[Figure dataset records]
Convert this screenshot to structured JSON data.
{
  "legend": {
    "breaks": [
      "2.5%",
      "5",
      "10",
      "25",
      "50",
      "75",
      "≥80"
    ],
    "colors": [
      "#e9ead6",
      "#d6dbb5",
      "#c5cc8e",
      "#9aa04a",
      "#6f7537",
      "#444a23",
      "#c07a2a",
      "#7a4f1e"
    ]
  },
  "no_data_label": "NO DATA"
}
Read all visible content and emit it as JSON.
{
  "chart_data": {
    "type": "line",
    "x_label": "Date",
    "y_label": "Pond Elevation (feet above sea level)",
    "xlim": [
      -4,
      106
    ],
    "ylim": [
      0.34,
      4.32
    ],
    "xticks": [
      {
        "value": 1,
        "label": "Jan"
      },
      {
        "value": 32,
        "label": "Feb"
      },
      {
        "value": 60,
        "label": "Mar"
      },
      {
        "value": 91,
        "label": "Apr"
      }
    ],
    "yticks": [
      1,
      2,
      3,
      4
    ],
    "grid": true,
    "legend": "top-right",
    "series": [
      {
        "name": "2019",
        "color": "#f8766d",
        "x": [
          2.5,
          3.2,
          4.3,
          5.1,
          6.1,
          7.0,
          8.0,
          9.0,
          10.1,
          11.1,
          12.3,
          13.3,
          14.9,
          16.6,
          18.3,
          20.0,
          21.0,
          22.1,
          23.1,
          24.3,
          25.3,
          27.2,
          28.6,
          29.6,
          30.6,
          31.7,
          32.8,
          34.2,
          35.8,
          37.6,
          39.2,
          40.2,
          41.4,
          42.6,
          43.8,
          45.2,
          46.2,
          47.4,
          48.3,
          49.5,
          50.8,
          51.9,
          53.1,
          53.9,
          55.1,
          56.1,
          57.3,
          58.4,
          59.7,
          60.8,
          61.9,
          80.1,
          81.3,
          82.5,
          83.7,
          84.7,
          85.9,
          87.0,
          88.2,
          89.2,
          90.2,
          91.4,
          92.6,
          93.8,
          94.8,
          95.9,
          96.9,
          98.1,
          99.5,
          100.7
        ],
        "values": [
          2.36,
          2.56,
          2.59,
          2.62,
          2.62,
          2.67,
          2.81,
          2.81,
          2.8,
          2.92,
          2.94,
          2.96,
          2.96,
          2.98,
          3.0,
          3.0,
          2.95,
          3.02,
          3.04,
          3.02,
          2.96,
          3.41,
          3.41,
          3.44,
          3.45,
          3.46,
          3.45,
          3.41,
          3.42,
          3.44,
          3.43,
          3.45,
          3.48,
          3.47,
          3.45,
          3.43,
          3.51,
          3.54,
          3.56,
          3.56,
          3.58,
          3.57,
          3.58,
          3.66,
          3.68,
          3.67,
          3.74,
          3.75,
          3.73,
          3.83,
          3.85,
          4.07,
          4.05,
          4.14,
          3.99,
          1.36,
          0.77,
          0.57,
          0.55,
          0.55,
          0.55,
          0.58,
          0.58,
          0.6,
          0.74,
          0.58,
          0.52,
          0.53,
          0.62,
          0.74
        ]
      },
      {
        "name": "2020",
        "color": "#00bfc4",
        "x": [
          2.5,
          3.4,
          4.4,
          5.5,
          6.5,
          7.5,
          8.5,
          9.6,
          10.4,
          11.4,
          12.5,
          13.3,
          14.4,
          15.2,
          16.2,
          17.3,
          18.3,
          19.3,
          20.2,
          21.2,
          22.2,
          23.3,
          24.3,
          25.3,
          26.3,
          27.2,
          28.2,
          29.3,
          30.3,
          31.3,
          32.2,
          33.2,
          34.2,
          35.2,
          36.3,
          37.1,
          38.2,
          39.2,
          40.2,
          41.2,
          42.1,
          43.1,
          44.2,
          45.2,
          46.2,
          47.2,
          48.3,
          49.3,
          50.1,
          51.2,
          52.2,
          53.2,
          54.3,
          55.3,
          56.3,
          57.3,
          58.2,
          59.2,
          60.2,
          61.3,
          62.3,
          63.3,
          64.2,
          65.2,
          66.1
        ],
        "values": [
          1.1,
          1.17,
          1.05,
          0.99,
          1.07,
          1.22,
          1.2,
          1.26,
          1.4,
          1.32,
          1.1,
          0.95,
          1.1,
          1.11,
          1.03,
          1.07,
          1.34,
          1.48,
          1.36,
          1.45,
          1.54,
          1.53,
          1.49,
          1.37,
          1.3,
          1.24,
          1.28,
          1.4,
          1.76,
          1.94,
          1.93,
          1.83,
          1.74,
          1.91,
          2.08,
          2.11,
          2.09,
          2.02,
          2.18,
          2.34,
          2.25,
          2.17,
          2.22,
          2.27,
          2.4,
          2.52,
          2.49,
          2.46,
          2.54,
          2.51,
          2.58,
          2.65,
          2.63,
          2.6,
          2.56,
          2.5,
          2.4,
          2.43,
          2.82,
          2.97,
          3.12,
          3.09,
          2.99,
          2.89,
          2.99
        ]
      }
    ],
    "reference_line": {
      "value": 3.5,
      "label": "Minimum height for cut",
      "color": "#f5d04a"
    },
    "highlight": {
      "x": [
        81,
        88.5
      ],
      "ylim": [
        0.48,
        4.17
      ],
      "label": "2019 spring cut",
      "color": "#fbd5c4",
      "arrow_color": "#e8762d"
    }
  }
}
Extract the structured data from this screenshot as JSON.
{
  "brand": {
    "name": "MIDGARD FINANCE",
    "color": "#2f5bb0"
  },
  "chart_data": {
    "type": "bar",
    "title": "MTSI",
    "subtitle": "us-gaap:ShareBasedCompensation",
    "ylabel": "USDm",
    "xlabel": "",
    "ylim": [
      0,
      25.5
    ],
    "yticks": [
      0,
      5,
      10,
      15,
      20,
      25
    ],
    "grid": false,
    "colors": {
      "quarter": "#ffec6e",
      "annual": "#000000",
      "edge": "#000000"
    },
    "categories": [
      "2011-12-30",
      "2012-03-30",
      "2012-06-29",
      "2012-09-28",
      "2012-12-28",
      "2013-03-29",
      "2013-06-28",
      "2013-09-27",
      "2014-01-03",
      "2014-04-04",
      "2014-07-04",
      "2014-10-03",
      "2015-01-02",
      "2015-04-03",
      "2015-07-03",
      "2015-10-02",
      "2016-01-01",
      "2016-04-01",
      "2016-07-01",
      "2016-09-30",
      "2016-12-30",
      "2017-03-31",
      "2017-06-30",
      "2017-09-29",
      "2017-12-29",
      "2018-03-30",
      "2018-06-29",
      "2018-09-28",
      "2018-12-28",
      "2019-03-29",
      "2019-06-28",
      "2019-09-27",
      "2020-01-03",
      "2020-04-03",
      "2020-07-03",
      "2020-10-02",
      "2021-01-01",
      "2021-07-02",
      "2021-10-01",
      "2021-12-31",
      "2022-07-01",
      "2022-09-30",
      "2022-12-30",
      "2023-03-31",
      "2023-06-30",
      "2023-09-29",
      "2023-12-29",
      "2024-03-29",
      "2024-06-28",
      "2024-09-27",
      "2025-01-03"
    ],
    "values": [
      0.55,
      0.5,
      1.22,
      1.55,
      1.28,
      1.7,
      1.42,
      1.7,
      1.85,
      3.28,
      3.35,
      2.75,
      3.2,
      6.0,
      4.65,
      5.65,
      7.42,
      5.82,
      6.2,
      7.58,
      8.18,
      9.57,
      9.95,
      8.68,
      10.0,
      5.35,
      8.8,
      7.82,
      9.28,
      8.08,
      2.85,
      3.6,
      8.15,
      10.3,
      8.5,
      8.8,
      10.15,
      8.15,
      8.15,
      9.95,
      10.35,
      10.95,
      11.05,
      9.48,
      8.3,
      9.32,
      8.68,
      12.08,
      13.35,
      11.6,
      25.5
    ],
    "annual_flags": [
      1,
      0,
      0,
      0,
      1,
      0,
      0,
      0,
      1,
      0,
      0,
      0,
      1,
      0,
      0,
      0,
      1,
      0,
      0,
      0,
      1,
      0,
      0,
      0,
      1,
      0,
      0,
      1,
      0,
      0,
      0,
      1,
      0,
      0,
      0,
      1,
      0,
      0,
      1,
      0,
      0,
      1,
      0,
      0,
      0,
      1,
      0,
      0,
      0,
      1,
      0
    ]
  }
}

*Set problem*:
Where a line of the material above holds the string "this", copy that line.

*Result of the task*:
Convert this screenshot to structured JSON data.
Extract the structured data from this screenshot as JSON.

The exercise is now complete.